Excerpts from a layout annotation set
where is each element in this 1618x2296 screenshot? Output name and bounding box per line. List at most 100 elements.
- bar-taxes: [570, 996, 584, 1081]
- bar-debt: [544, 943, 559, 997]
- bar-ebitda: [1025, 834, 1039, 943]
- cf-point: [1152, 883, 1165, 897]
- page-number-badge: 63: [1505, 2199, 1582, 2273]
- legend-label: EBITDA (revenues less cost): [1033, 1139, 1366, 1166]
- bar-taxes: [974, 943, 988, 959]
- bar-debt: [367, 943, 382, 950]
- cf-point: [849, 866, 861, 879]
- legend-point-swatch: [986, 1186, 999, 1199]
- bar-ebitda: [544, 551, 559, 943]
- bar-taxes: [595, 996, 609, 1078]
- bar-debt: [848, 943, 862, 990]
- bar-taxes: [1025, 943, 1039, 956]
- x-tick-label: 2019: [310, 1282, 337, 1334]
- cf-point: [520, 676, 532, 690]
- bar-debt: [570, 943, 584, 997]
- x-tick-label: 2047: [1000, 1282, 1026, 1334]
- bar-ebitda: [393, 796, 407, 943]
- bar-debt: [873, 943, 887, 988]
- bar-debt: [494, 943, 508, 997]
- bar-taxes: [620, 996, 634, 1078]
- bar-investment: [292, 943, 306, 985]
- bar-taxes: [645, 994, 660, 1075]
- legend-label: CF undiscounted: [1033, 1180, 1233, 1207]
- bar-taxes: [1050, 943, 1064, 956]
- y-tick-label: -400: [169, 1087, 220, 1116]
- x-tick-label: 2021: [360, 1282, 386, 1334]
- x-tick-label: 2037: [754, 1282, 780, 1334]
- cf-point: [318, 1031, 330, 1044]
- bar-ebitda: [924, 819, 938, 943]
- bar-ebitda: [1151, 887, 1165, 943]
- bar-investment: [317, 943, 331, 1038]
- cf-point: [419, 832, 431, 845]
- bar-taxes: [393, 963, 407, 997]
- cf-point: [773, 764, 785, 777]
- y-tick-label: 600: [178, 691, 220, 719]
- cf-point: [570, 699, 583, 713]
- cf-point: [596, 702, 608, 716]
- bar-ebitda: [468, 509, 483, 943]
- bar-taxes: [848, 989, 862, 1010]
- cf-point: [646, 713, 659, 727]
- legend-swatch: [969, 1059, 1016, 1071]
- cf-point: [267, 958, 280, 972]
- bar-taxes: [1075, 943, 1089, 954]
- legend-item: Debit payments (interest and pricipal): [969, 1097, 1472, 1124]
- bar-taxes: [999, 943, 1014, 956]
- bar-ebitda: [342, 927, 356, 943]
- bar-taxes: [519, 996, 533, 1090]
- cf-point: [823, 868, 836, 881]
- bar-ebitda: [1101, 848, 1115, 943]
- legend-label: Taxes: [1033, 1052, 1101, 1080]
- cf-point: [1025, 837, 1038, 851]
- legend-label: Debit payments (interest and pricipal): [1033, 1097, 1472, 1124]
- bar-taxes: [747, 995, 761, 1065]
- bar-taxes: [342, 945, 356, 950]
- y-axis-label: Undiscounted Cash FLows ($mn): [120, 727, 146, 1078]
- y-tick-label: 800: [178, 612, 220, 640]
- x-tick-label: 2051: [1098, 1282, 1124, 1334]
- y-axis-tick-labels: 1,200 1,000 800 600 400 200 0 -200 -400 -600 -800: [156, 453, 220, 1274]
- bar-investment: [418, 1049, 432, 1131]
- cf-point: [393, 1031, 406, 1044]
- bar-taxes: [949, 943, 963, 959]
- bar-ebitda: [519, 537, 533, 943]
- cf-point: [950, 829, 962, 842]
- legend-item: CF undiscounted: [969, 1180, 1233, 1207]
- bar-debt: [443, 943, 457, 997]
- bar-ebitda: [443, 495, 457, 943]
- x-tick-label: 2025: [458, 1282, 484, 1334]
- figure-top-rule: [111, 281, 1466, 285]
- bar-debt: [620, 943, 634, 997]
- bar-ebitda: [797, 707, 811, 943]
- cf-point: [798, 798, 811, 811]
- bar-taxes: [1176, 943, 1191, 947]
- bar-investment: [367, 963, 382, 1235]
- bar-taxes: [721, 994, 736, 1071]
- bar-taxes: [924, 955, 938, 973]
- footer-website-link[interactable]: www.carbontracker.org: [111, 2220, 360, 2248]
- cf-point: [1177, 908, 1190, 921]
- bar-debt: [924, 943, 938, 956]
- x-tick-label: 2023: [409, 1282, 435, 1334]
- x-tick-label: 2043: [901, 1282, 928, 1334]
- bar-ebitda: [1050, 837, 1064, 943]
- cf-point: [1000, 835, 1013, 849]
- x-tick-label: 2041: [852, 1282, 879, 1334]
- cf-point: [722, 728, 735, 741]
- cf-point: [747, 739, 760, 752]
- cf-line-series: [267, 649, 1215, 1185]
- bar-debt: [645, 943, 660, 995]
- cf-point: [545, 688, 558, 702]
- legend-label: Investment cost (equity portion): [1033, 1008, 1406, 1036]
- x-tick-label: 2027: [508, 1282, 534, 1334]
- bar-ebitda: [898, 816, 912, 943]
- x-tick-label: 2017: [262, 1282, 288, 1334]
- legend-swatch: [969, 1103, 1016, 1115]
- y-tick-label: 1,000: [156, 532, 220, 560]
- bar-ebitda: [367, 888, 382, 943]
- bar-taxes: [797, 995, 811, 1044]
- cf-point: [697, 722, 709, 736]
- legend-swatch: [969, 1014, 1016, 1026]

[Goal of the exercise] Copy out the lines of the items above word for word.

[Answer to this problem]
where is each element in this 1618x2296 screenshot? Output name and bounding box per line. List at most 100 elements.
- bar-taxes: [570, 996, 584, 1081]
- bar-debt: [544, 943, 559, 997]
- bar-ebitda: [1025, 834, 1039, 943]
- cf-point: [1152, 883, 1165, 897]
- page-number-badge: 63: [1505, 2199, 1582, 2273]
- legend-label: EBITDA (revenues less cost): [1033, 1139, 1366, 1166]
- bar-taxes: [974, 943, 988, 959]
- bar-debt: [367, 943, 382, 950]
- cf-point: [849, 866, 861, 879]
- legend-point-swatch: [986, 1186, 999, 1199]
- bar-ebitda: [544, 551, 559, 943]
- bar-taxes: [595, 996, 609, 1078]
- bar-debt: [848, 943, 862, 990]
- bar-taxes: [1025, 943, 1039, 956]
- x-tick-label: 2019: [310, 1282, 337, 1334]
- cf-point: [520, 676, 532, 690]
- bar-debt: [570, 943, 584, 997]
- x-tick-label: 2047: [1000, 1282, 1026, 1334]
- bar-ebitda: [393, 796, 407, 943]
- bar-debt: [873, 943, 887, 988]
- bar-debt: [494, 943, 508, 997]
- bar-taxes: [620, 996, 634, 1078]
- bar-investment: [292, 943, 306, 985]
- bar-taxes: [645, 994, 660, 1075]
- legend-label: CF undiscounted: [1033, 1180, 1233, 1207]
- bar-taxes: [1050, 943, 1064, 956]
- y-tick-label: -400: [169, 1087, 220, 1116]
- x-tick-label: 2021: [360, 1282, 386, 1334]
- x-tick-label: 2037: [754, 1282, 780, 1334]
- cf-point: [318, 1031, 330, 1044]
- bar-ebitda: [924, 819, 938, 943]
- bar-ebitda: [1151, 887, 1165, 943]
- bar-investment: [317, 943, 331, 1038]
- cf-point: [419, 832, 431, 845]
- bar-taxes: [393, 963, 407, 997]
- cf-point: [773, 764, 785, 777]
- y-tick-label: 600: [178, 691, 220, 719]
- cf-point: [570, 699, 583, 713]
- cf-point: [596, 702, 608, 716]
- bar-ebitda: [468, 509, 483, 943]
- bar-taxes: [848, 989, 862, 1010]
- cf-point: [646, 713, 659, 727]
- legend-swatch: [969, 1059, 1016, 1071]
- cf-point: [267, 958, 280, 972]
- bar-taxes: [1075, 943, 1089, 954]
- legend-item: Debit payments (interest and pricipal): [969, 1097, 1472, 1124]
- bar-taxes: [999, 943, 1014, 956]
- bar-ebitda: [342, 927, 356, 943]
- bar-taxes: [519, 996, 533, 1090]
- cf-point: [823, 868, 836, 881]
- bar-ebitda: [1101, 848, 1115, 943]
- legend-label: Taxes: [1033, 1052, 1101, 1080]
- cf-point: [1025, 837, 1038, 851]
- legend-label: Debit payments (interest and pricipal): [1033, 1097, 1472, 1124]
- bar-taxes: [747, 995, 761, 1065]
- bar-taxes: [342, 945, 356, 950]
- y-axis-label: Undiscounted Cash FLows ($mn): [120, 727, 146, 1078]
- y-tick-label: 800: [178, 612, 220, 640]
- x-tick-label: 2051: [1098, 1282, 1124, 1334]
- y-axis-tick-labels: 1,200 1,000 800 600 400 200 0 -200 -400 -600 -800: [156, 453, 220, 1274]
- bar-investment: [418, 1049, 432, 1131]
- cf-point: [393, 1031, 406, 1044]
- bar-taxes: [949, 943, 963, 959]
- bar-ebitda: [519, 537, 533, 943]
- cf-point: [950, 829, 962, 842]
- legend-item: CF undiscounted: [969, 1180, 1233, 1207]
- bar-debt: [443, 943, 457, 997]
- bar-ebitda: [443, 495, 457, 943]
- x-tick-label: 2025: [458, 1282, 484, 1334]
- figure-top-rule: [111, 281, 1466, 285]
- bar-debt: [620, 943, 634, 997]
- bar-ebitda: [797, 707, 811, 943]
- cf-point: [798, 798, 811, 811]
- bar-taxes: [1176, 943, 1191, 947]
- bar-investment: [367, 963, 382, 1235]
- bar-taxes: [721, 994, 736, 1071]
- bar-taxes: [924, 955, 938, 973]
- footer-website-link[interactable]: www.carbontracker.org: [111, 2220, 360, 2248]
- cf-point: [1177, 908, 1190, 921]
- bar-debt: [924, 943, 938, 956]
- x-tick-label: 2023: [409, 1282, 435, 1334]
- x-tick-label: 2043: [901, 1282, 928, 1334]
- bar-ebitda: [1050, 837, 1064, 943]
- cf-point: [1000, 835, 1013, 849]
- x-tick-label: 2041: [852, 1282, 879, 1334]
- cf-point: [722, 728, 735, 741]
- cf-point: [747, 739, 760, 752]
- cf-line-series: [267, 649, 1215, 1185]
- bar-debt: [645, 943, 660, 995]
- cf-point: [545, 688, 558, 702]
- legend-label: Investment cost (equity portion): [1033, 1008, 1406, 1036]
- x-tick-label: 2027: [508, 1282, 534, 1334]
- bar-ebitda: [898, 816, 912, 943]
- x-tick-label: 2017: [262, 1282, 288, 1334]
- legend-swatch: [969, 1103, 1016, 1115]
- y-tick-label: 1,000: [156, 532, 220, 560]
- bar-ebitda: [367, 888, 382, 943]
- bar-taxes: [797, 995, 811, 1044]
- cf-point: [697, 722, 709, 736]
- legend-swatch: [969, 1014, 1016, 1026]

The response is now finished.